_Exercise goal_
Exclude the pictures and reproduce the remaining data exactly as written.

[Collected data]
☆ ☆ ☆ ☆
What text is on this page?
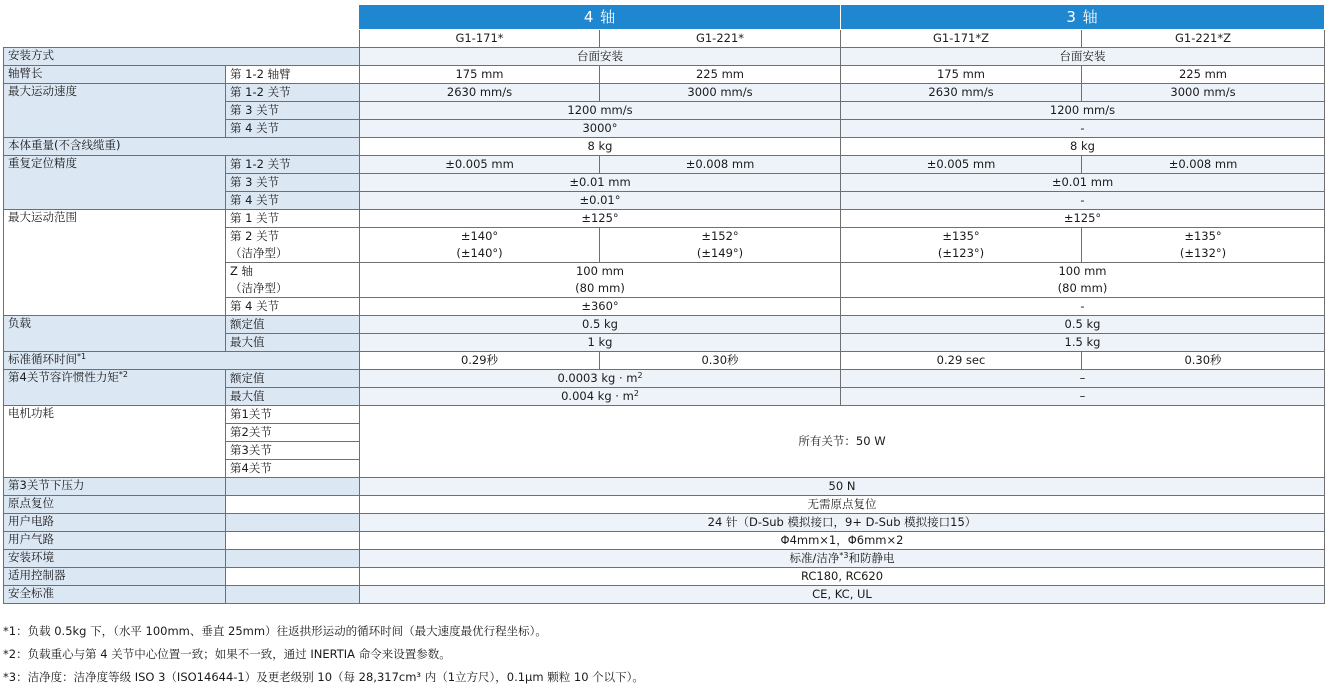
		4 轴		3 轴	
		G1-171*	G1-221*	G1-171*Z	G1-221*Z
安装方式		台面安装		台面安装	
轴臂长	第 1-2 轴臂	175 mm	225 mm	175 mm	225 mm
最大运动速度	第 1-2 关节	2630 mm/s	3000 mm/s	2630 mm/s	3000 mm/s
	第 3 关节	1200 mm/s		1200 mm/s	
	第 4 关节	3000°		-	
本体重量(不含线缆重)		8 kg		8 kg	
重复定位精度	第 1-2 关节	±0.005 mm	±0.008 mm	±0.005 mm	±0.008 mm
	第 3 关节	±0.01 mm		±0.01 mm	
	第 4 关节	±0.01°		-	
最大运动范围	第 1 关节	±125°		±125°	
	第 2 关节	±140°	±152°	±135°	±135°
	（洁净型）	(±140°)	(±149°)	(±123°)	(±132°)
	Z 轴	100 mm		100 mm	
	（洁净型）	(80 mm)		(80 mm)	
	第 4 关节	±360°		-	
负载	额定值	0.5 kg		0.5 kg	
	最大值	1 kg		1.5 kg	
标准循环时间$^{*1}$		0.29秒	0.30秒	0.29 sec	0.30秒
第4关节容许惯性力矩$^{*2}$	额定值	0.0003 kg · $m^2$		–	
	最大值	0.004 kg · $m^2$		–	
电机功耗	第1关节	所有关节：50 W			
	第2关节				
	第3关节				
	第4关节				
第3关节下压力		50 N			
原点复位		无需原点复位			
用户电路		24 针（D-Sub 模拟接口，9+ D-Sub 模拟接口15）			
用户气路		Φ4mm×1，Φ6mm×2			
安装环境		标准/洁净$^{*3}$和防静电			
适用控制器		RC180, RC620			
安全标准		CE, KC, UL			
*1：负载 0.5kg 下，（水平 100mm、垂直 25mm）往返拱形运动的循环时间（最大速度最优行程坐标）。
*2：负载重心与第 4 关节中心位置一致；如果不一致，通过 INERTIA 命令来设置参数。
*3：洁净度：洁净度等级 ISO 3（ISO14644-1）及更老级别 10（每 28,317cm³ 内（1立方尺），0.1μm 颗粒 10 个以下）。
☆ ☆ ☆ ☆
_Result_
What text is on this page?
		4 轴		3 轴	
		G1-171*	G1-221*	G1-171*Z	G1-221*Z
安装方式		台面安装		台面安装	
轴臂长	第 1-2 轴臂	175 mm	225 mm	175 mm	225 mm
最大运动速度	第 1-2 关节	2630 mm/s	3000 mm/s	2630 mm/s	3000 mm/s
	第 3 关节	1200 mm/s		1200 mm/s	
	第 4 关节	3000°		-	
本体重量(不含线缆重)		8 kg		8 kg	
重复定位精度	第 1-2 关节	±0.005 mm	±0.008 mm	±0.005 mm	±0.008 mm
	第 3 关节	±0.01 mm		±0.01 mm	
	第 4 关节	±0.01°		-	
最大运动范围	第 1 关节	±125°		±125°	
	第 2 关节	±140°	±152°	±135°	±135°
	（洁净型）	(±140°)	(±149°)	(±123°)	(±132°)
	Z 轴	100 mm		100 mm	
	（洁净型）	(80 mm)		(80 mm)	
	第 4 关节	±360°		-	
负载	额定值	0.5 kg		0.5 kg	
	最大值	1 kg		1.5 kg	
标准循环时间$^{*1}$		0.29秒	0.30秒	0.29 sec	0.30秒
第4关节容许惯性力矩$^{*2}$	额定值	0.0003 kg · $m^2$		–	
	最大值	0.004 kg · $m^2$		–	
电机功耗	第1关节	所有关节：50 W			
	第2关节				
	第3关节				
	第4关节				
第3关节下压力		50 N			
原点复位		无需原点复位			
用户电路		24 针（D-Sub 模拟接口，9+ D-Sub 模拟接口15）			
用户气路		Φ4mm×1，Φ6mm×2			
安装环境		标准/洁净$^{*3}$和防静电			
适用控制器		RC180, RC620			
安全标准		CE, KC, UL			
*1：负载 0.5kg 下，（水平 100mm、垂直 25mm）往返拱形运动的循环时间（最大速度最优行程坐标）。
*2：负载重心与第 4 关节中心位置一致；如果不一致，通过 INERTIA 命令来设置参数。
*3：洁净度：洁净度等级 ISO 3（ISO14644-1）及更老级别 10（每 28,317cm³ 内（1立方尺），0.1μm 颗粒 10 个以下）。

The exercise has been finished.